*MATERIAL SUPPLIED*
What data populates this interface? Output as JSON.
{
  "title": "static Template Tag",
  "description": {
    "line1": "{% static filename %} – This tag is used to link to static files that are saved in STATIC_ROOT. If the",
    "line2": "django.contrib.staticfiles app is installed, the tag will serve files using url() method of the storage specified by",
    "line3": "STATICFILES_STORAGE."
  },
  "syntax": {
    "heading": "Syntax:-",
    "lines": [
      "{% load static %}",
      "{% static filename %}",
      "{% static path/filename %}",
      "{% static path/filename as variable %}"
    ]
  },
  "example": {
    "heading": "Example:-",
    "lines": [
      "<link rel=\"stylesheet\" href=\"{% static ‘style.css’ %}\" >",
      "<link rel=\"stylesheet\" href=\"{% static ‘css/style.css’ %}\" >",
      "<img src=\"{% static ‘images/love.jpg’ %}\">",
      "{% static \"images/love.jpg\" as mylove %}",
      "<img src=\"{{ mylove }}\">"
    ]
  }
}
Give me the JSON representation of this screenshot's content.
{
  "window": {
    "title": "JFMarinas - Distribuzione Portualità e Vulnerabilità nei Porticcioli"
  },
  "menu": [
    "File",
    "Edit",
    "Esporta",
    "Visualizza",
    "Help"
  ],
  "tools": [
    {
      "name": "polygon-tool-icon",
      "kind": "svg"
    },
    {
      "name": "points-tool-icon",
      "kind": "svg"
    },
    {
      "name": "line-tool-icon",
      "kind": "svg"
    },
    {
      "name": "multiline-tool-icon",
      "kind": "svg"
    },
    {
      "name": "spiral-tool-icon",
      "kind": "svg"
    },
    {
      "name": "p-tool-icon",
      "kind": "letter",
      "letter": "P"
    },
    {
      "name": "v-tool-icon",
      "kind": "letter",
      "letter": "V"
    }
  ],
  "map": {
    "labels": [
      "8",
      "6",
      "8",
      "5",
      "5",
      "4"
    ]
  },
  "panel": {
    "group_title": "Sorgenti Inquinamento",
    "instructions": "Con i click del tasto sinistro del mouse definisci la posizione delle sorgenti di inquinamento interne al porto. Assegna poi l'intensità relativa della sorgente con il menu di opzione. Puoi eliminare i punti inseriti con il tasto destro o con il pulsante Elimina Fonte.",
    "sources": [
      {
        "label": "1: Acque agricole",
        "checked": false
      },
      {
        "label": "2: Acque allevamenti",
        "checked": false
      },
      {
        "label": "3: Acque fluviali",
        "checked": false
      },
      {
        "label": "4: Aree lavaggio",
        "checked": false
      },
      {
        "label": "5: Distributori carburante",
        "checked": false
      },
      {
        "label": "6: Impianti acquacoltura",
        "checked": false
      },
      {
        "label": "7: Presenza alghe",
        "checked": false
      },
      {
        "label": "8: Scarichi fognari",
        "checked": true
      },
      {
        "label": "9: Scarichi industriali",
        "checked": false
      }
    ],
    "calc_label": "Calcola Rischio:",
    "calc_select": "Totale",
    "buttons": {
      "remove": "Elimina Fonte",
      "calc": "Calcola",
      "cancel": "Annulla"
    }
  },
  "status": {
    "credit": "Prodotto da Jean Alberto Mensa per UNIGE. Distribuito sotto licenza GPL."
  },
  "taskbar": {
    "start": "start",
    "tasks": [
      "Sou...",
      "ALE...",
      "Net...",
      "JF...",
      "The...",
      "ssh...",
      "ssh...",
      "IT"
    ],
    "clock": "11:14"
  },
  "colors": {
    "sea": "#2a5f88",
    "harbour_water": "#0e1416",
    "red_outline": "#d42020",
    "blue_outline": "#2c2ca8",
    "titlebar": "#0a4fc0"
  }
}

*INSTRUCTIONS FOR THE TASK*
Give the data again, exactly as it stands.

*THE RESULT*
What data populates this interface? Output as JSON.
{
  "title": "static Template Tag",
  "description": {
    "line1": "{% static filename %} – This tag is used to link to static files that are saved in STATIC_ROOT. If the",
    "line2": "django.contrib.staticfiles app is installed, the tag will serve files using url() method of the storage specified by",
    "line3": "STATICFILES_STORAGE."
  },
  "syntax": {
    "heading": "Syntax:-",
    "lines": [
      "{% load static %}",
      "{% static filename %}",
      "{% static path/filename %}",
      "{% static path/filename as variable %}"
    ]
  },
  "example": {
    "heading": "Example:-",
    "lines": [
      "<link rel=\"stylesheet\" href=\"{% static ‘style.css’ %}\" >",
      "<link rel=\"stylesheet\" href=\"{% static ‘css/style.css’ %}\" >",
      "<img src=\"{% static ‘images/love.jpg’ %}\">",
      "{% static \"images/love.jpg\" as mylove %}",
      "<img src=\"{{ mylove }}\">"
    ]
  }
}
Give me the JSON representation of this screenshot's content.
{
  "window": {
    "title": "JFMarinas - Distribuzione Portualità e Vulnerabilità nei Porticcioli"
  },
  "menu": [
    "File",
    "Edit",
    "Esporta",
    "Visualizza",
    "Help"
  ],
  "tools": [
    {
      "name": "polygon-tool-icon",
      "kind": "svg"
    },
    {
      "name": "points-tool-icon",
      "kind": "svg"
    },
    {
      "name": "line-tool-icon",
      "kind": "svg"
    },
    {
      "name": "multiline-tool-icon",
      "kind": "svg"
    },
    {
      "name": "spiral-tool-icon",
      "kind": "svg"
    },
    {
      "name": "p-tool-icon",
      "kind": "letter",
      "letter": "P"
    },
    {
      "name": "v-tool-icon",
      "kind": "letter",
      "letter": "V"
    }
  ],
  "map": {
    "labels": [
      "8",
      "6",
      "8",
      "5",
      "5",
      "4"
    ]
  },
  "panel": {
    "group_title": "Sorgenti Inquinamento",
    "instructions": "Con i click del tasto sinistro del mouse definisci la posizione delle sorgenti di inquinamento interne al porto. Assegna poi l'intensità relativa della sorgente con il menu di opzione. Puoi eliminare i punti inseriti con il tasto destro o con il pulsante Elimina Fonte.",
    "sources": [
      {
        "label": "1: Acque agricole",
        "checked": false
      },
      {
        "label": "2: Acque allevamenti",
        "checked": false
      },
      {
        "label": "3: Acque fluviali",
        "checked": false
      },
      {
        "label": "4: Aree lavaggio",
        "checked": false
      },
      {
        "label": "5: Distributori carburante",
        "checked": false
      },
      {
        "label": "6: Impianti acquacoltura",
        "checked": false
      },
      {
        "label": "7: Presenza alghe",
        "checked": false
      },
      {
        "label": "8: Scarichi fognari",
        "checked": true
      },
      {
        "label": "9: Scarichi industriali",
        "checked": false
      }
    ],
    "calc_label": "Calcola Rischio:",
    "calc_select": "Totale",
    "buttons": {
      "remove": "Elimina Fonte",
      "calc": "Calcola",
      "cancel": "Annulla"
    }
  },
  "status": {
    "credit": "Prodotto da Jean Alberto Mensa per UNIGE. Distribuito sotto licenza GPL."
  },
  "taskbar": {
    "start": "start",
    "tasks": [
      "Sou...",
      "ALE...",
      "Net...",
      "JF...",
      "The...",
      "ssh...",
      "ssh...",
      "IT"
    ],
    "clock": "11:14"
  },
  "colors": {
    "sea": "#2a5f88",
    "harbour_water": "#0e1416",
    "red_outline": "#d42020",
    "blue_outline": "#2c2ca8",
    "titlebar": "#0a4fc0"
  }
}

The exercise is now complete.